__Exercise objective__.
Copy out every line exactly, passing over the pictures.

#### Information supplied ####

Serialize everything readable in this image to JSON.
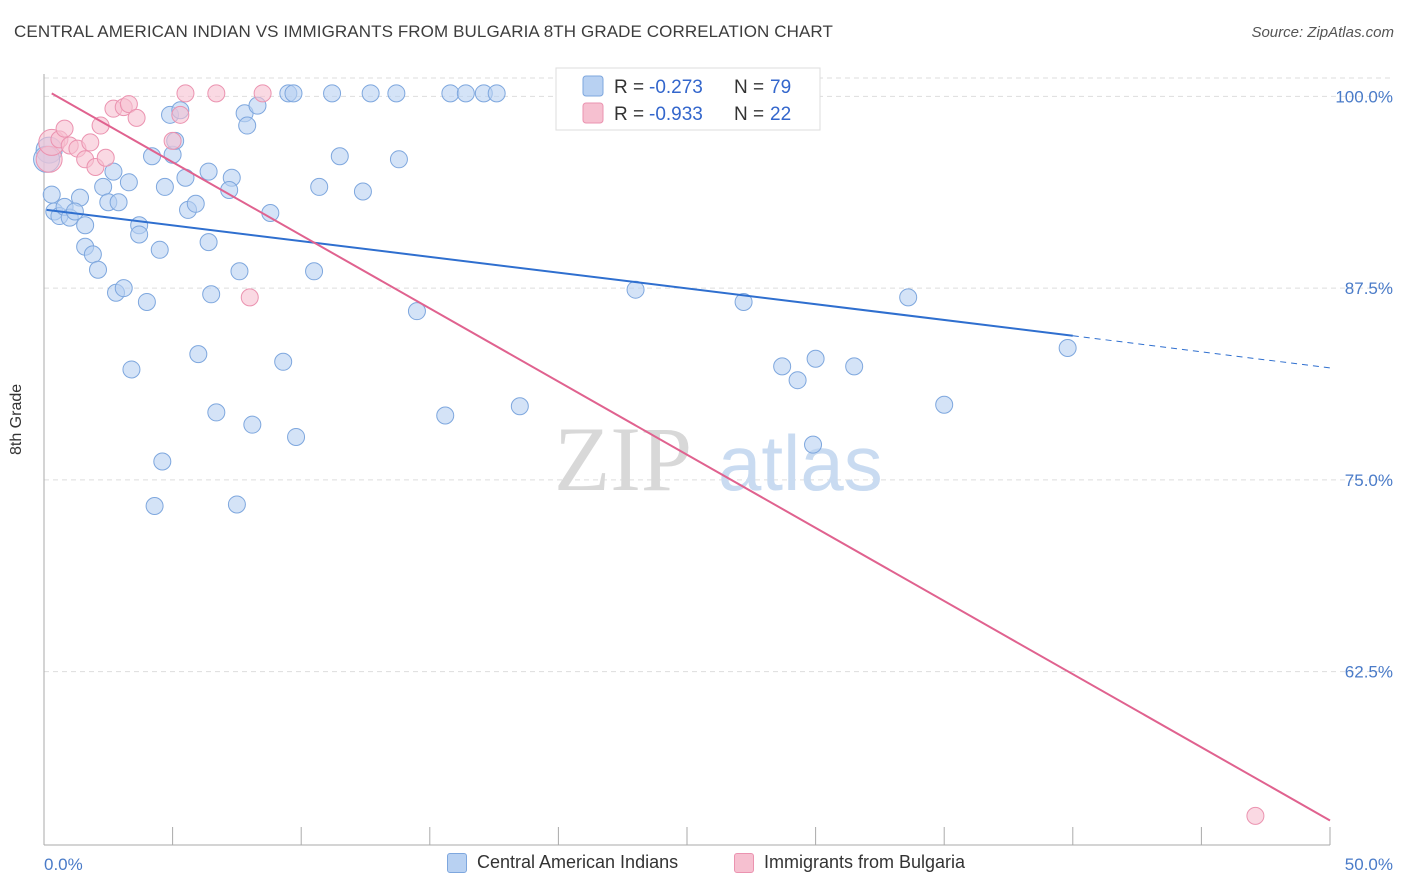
{
  "title": "CENTRAL AMERICAN INDIAN VS IMMIGRANTS FROM BULGARIA 8TH GRADE CORRELATION CHART",
  "source": "Source: ZipAtlas.com",
  "watermark": {
    "zip": "ZIP",
    "atlas": "atlas"
  },
  "colors": {
    "blue_fill": "#b8d1f2",
    "blue_stroke": "#7ea7de",
    "blue_line": "#2f6fcf",
    "pink_fill": "#f6c0d0",
    "pink_stroke": "#eb93b0",
    "pink_line": "#e0628f",
    "grid": "#dddddd",
    "tick_text": "#4a7bc8"
  },
  "legend_box": {
    "rows": [
      {
        "r_label": "R = ",
        "r_value": "-0.273",
        "n_label": "N = ",
        "n_value": "79"
      },
      {
        "r_label": "R = ",
        "r_value": "-0.933",
        "n_label": "N = ",
        "n_value": "22"
      }
    ]
  },
  "bottom_legend": {
    "series_a": "Central American Indians",
    "series_b": "Immigrants from Bulgaria"
  },
  "chart_data": {
    "type": "scatter",
    "title": "CENTRAL AMERICAN INDIAN VS IMMIGRANTS FROM BULGARIA 8TH GRADE CORRELATION CHART",
    "xlabel": "",
    "ylabel": "8th Grade",
    "xlim": [
      0,
      50
    ],
    "ylim": [
      51.2,
      101.2
    ],
    "x_tick_labels": [
      "0.0%",
      "50.0%"
    ],
    "y_ticks": [
      62.5,
      75.0,
      87.5,
      100.0
    ],
    "y_tick_labels": [
      "62.5%",
      "75.0%",
      "87.5%",
      "100.0%"
    ],
    "grid": true,
    "series": [
      {
        "name": "Central American Indians",
        "r": -0.273,
        "n": 79,
        "trend": {
          "x0": 0.1,
          "y0": 92.6,
          "x1": 40,
          "y1": 84.4,
          "dash_to_x": 50,
          "dash_to_y": 82.3
        },
        "points": [
          [
            0.3,
            93.6
          ],
          [
            0.4,
            92.5
          ],
          [
            0.6,
            92.2
          ],
          [
            0.8,
            92.8
          ],
          [
            1.0,
            92.1
          ],
          [
            1.4,
            93.4
          ],
          [
            1.2,
            92.5
          ],
          [
            1.6,
            91.6
          ],
          [
            1.6,
            90.2
          ],
          [
            1.9,
            89.7
          ],
          [
            2.1,
            88.7
          ],
          [
            2.3,
            94.1
          ],
          [
            2.5,
            93.1
          ],
          [
            2.7,
            95.1
          ],
          [
            2.8,
            87.2
          ],
          [
            2.9,
            93.1
          ],
          [
            3.1,
            87.5
          ],
          [
            3.3,
            94.4
          ],
          [
            3.4,
            82.2
          ],
          [
            3.7,
            91.6
          ],
          [
            3.7,
            91.0
          ],
          [
            4.0,
            86.6
          ],
          [
            4.2,
            96.1
          ],
          [
            4.3,
            73.3
          ],
          [
            4.5,
            90.0
          ],
          [
            4.6,
            76.2
          ],
          [
            4.7,
            94.1
          ],
          [
            4.9,
            98.8
          ],
          [
            5.0,
            96.2
          ],
          [
            5.1,
            97.1
          ],
          [
            5.3,
            99.1
          ],
          [
            5.5,
            94.7
          ],
          [
            5.6,
            92.6
          ],
          [
            5.9,
            93.0
          ],
          [
            6.0,
            83.2
          ],
          [
            6.4,
            95.1
          ],
          [
            6.4,
            90.5
          ],
          [
            6.5,
            87.1
          ],
          [
            6.7,
            79.4
          ],
          [
            7.3,
            94.7
          ],
          [
            7.2,
            93.9
          ],
          [
            7.5,
            73.4
          ],
          [
            7.6,
            88.6
          ],
          [
            7.8,
            98.9
          ],
          [
            7.9,
            98.1
          ],
          [
            8.1,
            78.6
          ],
          [
            8.3,
            99.4
          ],
          [
            8.8,
            92.4
          ],
          [
            9.3,
            82.7
          ],
          [
            9.5,
            100.2
          ],
          [
            9.7,
            100.2
          ],
          [
            9.8,
            77.8
          ],
          [
            10.5,
            88.6
          ],
          [
            10.7,
            94.1
          ],
          [
            11.2,
            100.2
          ],
          [
            11.5,
            96.1
          ],
          [
            12.4,
            93.8
          ],
          [
            12.7,
            100.2
          ],
          [
            13.7,
            100.2
          ],
          [
            13.8,
            95.9
          ],
          [
            14.5,
            86.0
          ],
          [
            15.6,
            79.2
          ],
          [
            15.8,
            100.2
          ],
          [
            16.4,
            100.2
          ],
          [
            17.1,
            100.2
          ],
          [
            17.6,
            100.2
          ],
          [
            18.5,
            79.8
          ],
          [
            23.0,
            87.4
          ],
          [
            27.2,
            86.6
          ],
          [
            28.7,
            82.4
          ],
          [
            29.3,
            81.5
          ],
          [
            29.9,
            77.3
          ],
          [
            30.0,
            82.9
          ],
          [
            31.5,
            82.4
          ],
          [
            33.6,
            86.9
          ],
          [
            35.0,
            79.9
          ],
          [
            39.8,
            83.6
          ],
          [
            0.2,
            96.5
          ],
          [
            0.1,
            95.9
          ]
        ]
      },
      {
        "name": "Immigrants from Bulgaria",
        "r": -0.933,
        "n": 22,
        "trend": {
          "x0": 0.3,
          "y0": 100.2,
          "x1": 50,
          "y1": 52.8
        },
        "points": [
          [
            0.2,
            95.9
          ],
          [
            0.3,
            97.0
          ],
          [
            0.6,
            97.2
          ],
          [
            0.8,
            97.9
          ],
          [
            1.0,
            96.8
          ],
          [
            1.3,
            96.6
          ],
          [
            1.6,
            95.9
          ],
          [
            1.8,
            97.0
          ],
          [
            2.0,
            95.4
          ],
          [
            2.2,
            98.1
          ],
          [
            2.4,
            96.0
          ],
          [
            2.7,
            99.2
          ],
          [
            3.1,
            99.3
          ],
          [
            3.3,
            99.5
          ],
          [
            3.6,
            98.6
          ],
          [
            5.0,
            97.1
          ],
          [
            5.3,
            98.8
          ],
          [
            5.5,
            100.2
          ],
          [
            6.7,
            100.2
          ],
          [
            8.0,
            86.9
          ],
          [
            8.5,
            100.2
          ],
          [
            47.1,
            53.1
          ]
        ]
      }
    ]
  }
}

####

__Task solution__.
Serialize everything readable in this image to JSON.
{
  "title": "CENTRAL AMERICAN INDIAN VS IMMIGRANTS FROM BULGARIA 8TH GRADE CORRELATION CHART",
  "source": "Source: ZipAtlas.com",
  "watermark": {
    "zip": "ZIP",
    "atlas": "atlas"
  },
  "colors": {
    "blue_fill": "#b8d1f2",
    "blue_stroke": "#7ea7de",
    "blue_line": "#2f6fcf",
    "pink_fill": "#f6c0d0",
    "pink_stroke": "#eb93b0",
    "pink_line": "#e0628f",
    "grid": "#dddddd",
    "tick_text": "#4a7bc8"
  },
  "legend_box": {
    "rows": [
      {
        "r_label": "R = ",
        "r_value": "-0.273",
        "n_label": "N = ",
        "n_value": "79"
      },
      {
        "r_label": "R = ",
        "r_value": "-0.933",
        "n_label": "N = ",
        "n_value": "22"
      }
    ]
  },
  "bottom_legend": {
    "series_a": "Central American Indians",
    "series_b": "Immigrants from Bulgaria"
  },
  "chart_data": {
    "type": "scatter",
    "title": "CENTRAL AMERICAN INDIAN VS IMMIGRANTS FROM BULGARIA 8TH GRADE CORRELATION CHART",
    "xlabel": "",
    "ylabel": "8th Grade",
    "xlim": [
      0,
      50
    ],
    "ylim": [
      51.2,
      101.2
    ],
    "x_tick_labels": [
      "0.0%",
      "50.0%"
    ],
    "y_ticks": [
      62.5,
      75.0,
      87.5,
      100.0
    ],
    "y_tick_labels": [
      "62.5%",
      "75.0%",
      "87.5%",
      "100.0%"
    ],
    "grid": true,
    "series": [
      {
        "name": "Central American Indians",
        "r": -0.273,
        "n": 79,
        "trend": {
          "x0": 0.1,
          "y0": 92.6,
          "x1": 40,
          "y1": 84.4,
          "dash_to_x": 50,
          "dash_to_y": 82.3
        },
        "points": [
          [
            0.3,
            93.6
          ],
          [
            0.4,
            92.5
          ],
          [
            0.6,
            92.2
          ],
          [
            0.8,
            92.8
          ],
          [
            1.0,
            92.1
          ],
          [
            1.4,
            93.4
          ],
          [
            1.2,
            92.5
          ],
          [
            1.6,
            91.6
          ],
          [
            1.6,
            90.2
          ],
          [
            1.9,
            89.7
          ],
          [
            2.1,
            88.7
          ],
          [
            2.3,
            94.1
          ],
          [
            2.5,
            93.1
          ],
          [
            2.7,
            95.1
          ],
          [
            2.8,
            87.2
          ],
          [
            2.9,
            93.1
          ],
          [
            3.1,
            87.5
          ],
          [
            3.3,
            94.4
          ],
          [
            3.4,
            82.2
          ],
          [
            3.7,
            91.6
          ],
          [
            3.7,
            91.0
          ],
          [
            4.0,
            86.6
          ],
          [
            4.2,
            96.1
          ],
          [
            4.3,
            73.3
          ],
          [
            4.5,
            90.0
          ],
          [
            4.6,
            76.2
          ],
          [
            4.7,
            94.1
          ],
          [
            4.9,
            98.8
          ],
          [
            5.0,
            96.2
          ],
          [
            5.1,
            97.1
          ],
          [
            5.3,
            99.1
          ],
          [
            5.5,
            94.7
          ],
          [
            5.6,
            92.6
          ],
          [
            5.9,
            93.0
          ],
          [
            6.0,
            83.2
          ],
          [
            6.4,
            95.1
          ],
          [
            6.4,
            90.5
          ],
          [
            6.5,
            87.1
          ],
          [
            6.7,
            79.4
          ],
          [
            7.3,
            94.7
          ],
          [
            7.2,
            93.9
          ],
          [
            7.5,
            73.4
          ],
          [
            7.6,
            88.6
          ],
          [
            7.8,
            98.9
          ],
          [
            7.9,
            98.1
          ],
          [
            8.1,
            78.6
          ],
          [
            8.3,
            99.4
          ],
          [
            8.8,
            92.4
          ],
          [
            9.3,
            82.7
          ],
          [
            9.5,
            100.2
          ],
          [
            9.7,
            100.2
          ],
          [
            9.8,
            77.8
          ],
          [
            10.5,
            88.6
          ],
          [
            10.7,
            94.1
          ],
          [
            11.2,
            100.2
          ],
          [
            11.5,
            96.1
          ],
          [
            12.4,
            93.8
          ],
          [
            12.7,
            100.2
          ],
          [
            13.7,
            100.2
          ],
          [
            13.8,
            95.9
          ],
          [
            14.5,
            86.0
          ],
          [
            15.6,
            79.2
          ],
          [
            15.8,
            100.2
          ],
          [
            16.4,
            100.2
          ],
          [
            17.1,
            100.2
          ],
          [
            17.6,
            100.2
          ],
          [
            18.5,
            79.8
          ],
          [
            23.0,
            87.4
          ],
          [
            27.2,
            86.6
          ],
          [
            28.7,
            82.4
          ],
          [
            29.3,
            81.5
          ],
          [
            29.9,
            77.3
          ],
          [
            30.0,
            82.9
          ],
          [
            31.5,
            82.4
          ],
          [
            33.6,
            86.9
          ],
          [
            35.0,
            79.9
          ],
          [
            39.8,
            83.6
          ],
          [
            0.2,
            96.5
          ],
          [
            0.1,
            95.9
          ]
        ]
      },
      {
        "name": "Immigrants from Bulgaria",
        "r": -0.933,
        "n": 22,
        "trend": {
          "x0": 0.3,
          "y0": 100.2,
          "x1": 50,
          "y1": 52.8
        },
        "points": [
          [
            0.2,
            95.9
          ],
          [
            0.3,
            97.0
          ],
          [
            0.6,
            97.2
          ],
          [
            0.8,
            97.9
          ],
          [
            1.0,
            96.8
          ],
          [
            1.3,
            96.6
          ],
          [
            1.6,
            95.9
          ],
          [
            1.8,
            97.0
          ],
          [
            2.0,
            95.4
          ],
          [
            2.2,
            98.1
          ],
          [
            2.4,
            96.0
          ],
          [
            2.7,
            99.2
          ],
          [
            3.1,
            99.3
          ],
          [
            3.3,
            99.5
          ],
          [
            3.6,
            98.6
          ],
          [
            5.0,
            97.1
          ],
          [
            5.3,
            98.8
          ],
          [
            5.5,
            100.2
          ],
          [
            6.7,
            100.2
          ],
          [
            8.0,
            86.9
          ],
          [
            8.5,
            100.2
          ],
          [
            47.1,
            53.1
          ]
        ]
      }
    ]
  }
}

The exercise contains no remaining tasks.